◆ Exercise objective: Quote every entry word for word.

####

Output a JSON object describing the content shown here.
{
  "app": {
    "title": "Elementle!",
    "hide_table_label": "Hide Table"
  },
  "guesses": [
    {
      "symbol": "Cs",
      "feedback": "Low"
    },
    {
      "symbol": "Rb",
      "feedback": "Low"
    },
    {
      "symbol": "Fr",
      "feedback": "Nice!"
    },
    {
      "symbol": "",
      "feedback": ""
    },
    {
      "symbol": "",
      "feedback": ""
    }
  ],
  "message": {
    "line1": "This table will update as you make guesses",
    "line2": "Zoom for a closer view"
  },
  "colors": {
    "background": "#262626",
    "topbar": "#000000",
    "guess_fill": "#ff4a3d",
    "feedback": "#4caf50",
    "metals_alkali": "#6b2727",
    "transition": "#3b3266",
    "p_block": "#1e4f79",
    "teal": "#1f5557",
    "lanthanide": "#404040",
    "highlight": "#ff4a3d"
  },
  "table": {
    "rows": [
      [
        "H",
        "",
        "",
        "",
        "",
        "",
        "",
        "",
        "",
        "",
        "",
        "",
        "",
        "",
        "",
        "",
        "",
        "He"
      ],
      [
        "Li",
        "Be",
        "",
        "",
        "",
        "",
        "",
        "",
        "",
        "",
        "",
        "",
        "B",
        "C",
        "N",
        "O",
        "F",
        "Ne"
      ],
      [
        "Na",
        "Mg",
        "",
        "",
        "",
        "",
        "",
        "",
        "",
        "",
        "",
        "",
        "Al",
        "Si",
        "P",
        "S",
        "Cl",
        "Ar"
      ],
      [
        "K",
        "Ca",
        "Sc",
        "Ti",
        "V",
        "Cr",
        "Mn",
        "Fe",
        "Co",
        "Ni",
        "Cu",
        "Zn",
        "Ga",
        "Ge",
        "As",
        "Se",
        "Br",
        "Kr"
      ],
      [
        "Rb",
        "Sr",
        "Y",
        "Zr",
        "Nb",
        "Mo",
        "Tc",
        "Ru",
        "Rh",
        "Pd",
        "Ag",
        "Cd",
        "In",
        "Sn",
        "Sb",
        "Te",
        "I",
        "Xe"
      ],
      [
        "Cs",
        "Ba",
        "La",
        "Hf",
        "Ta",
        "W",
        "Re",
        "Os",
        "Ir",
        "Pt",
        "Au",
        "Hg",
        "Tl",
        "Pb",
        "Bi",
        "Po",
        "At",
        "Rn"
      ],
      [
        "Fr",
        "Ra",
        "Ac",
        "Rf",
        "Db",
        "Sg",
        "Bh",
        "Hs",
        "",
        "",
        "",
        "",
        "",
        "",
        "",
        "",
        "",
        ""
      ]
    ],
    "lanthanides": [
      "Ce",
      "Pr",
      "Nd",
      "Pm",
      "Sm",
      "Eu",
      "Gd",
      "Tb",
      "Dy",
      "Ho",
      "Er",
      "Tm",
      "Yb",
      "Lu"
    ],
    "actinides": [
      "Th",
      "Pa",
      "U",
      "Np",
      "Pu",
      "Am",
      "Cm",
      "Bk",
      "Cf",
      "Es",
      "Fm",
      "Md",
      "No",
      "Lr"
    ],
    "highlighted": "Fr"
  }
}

####

◆ In response:
Output a JSON object describing the content shown here.
{
  "app": {
    "title": "Elementle!",
    "hide_table_label": "Hide Table"
  },
  "guesses": [
    {
      "symbol": "Cs",
      "feedback": "Low"
    },
    {
      "symbol": "Rb",
      "feedback": "Low"
    },
    {
      "symbol": "Fr",
      "feedback": "Nice!"
    },
    {
      "symbol": "",
      "feedback": ""
    },
    {
      "symbol": "",
      "feedback": ""
    }
  ],
  "message": {
    "line1": "This table will update as you make guesses",
    "line2": "Zoom for a closer view"
  },
  "colors": {
    "background": "#262626",
    "topbar": "#000000",
    "guess_fill": "#ff4a3d",
    "feedback": "#4caf50",
    "metals_alkali": "#6b2727",
    "transition": "#3b3266",
    "p_block": "#1e4f79",
    "teal": "#1f5557",
    "lanthanide": "#404040",
    "highlight": "#ff4a3d"
  },
  "table": {
    "rows": [
      [
        "H",
        "",
        "",
        "",
        "",
        "",
        "",
        "",
        "",
        "",
        "",
        "",
        "",
        "",
        "",
        "",
        "",
        "He"
      ],
      [
        "Li",
        "Be",
        "",
        "",
        "",
        "",
        "",
        "",
        "",
        "",
        "",
        "",
        "B",
        "C",
        "N",
        "O",
        "F",
        "Ne"
      ],
      [
        "Na",
        "Mg",
        "",
        "",
        "",
        "",
        "",
        "",
        "",
        "",
        "",
        "",
        "Al",
        "Si",
        "P",
        "S",
        "Cl",
        "Ar"
      ],
      [
        "K",
        "Ca",
        "Sc",
        "Ti",
        "V",
        "Cr",
        "Mn",
        "Fe",
        "Co",
        "Ni",
        "Cu",
        "Zn",
        "Ga",
        "Ge",
        "As",
        "Se",
        "Br",
        "Kr"
      ],
      [
        "Rb",
        "Sr",
        "Y",
        "Zr",
        "Nb",
        "Mo",
        "Tc",
        "Ru",
        "Rh",
        "Pd",
        "Ag",
        "Cd",
        "In",
        "Sn",
        "Sb",
        "Te",
        "I",
        "Xe"
      ],
      [
        "Cs",
        "Ba",
        "La",
        "Hf",
        "Ta",
        "W",
        "Re",
        "Os",
        "Ir",
        "Pt",
        "Au",
        "Hg",
        "Tl",
        "Pb",
        "Bi",
        "Po",
        "At",
        "Rn"
      ],
      [
        "Fr",
        "Ra",
        "Ac",
        "Rf",
        "Db",
        "Sg",
        "Bh",
        "Hs",
        "",
        "",
        "",
        "",
        "",
        "",
        "",
        "",
        "",
        ""
      ]
    ],
    "lanthanides": [
      "Ce",
      "Pr",
      "Nd",
      "Pm",
      "Sm",
      "Eu",
      "Gd",
      "Tb",
      "Dy",
      "Ho",
      "Er",
      "Tm",
      "Yb",
      "Lu"
    ],
    "actinides": [
      "Th",
      "Pa",
      "U",
      "Np",
      "Pu",
      "Am",
      "Cm",
      "Bk",
      "Cf",
      "Es",
      "Fm",
      "Md",
      "No",
      "Lr"
    ],
    "highlighted": "Fr"
  }
}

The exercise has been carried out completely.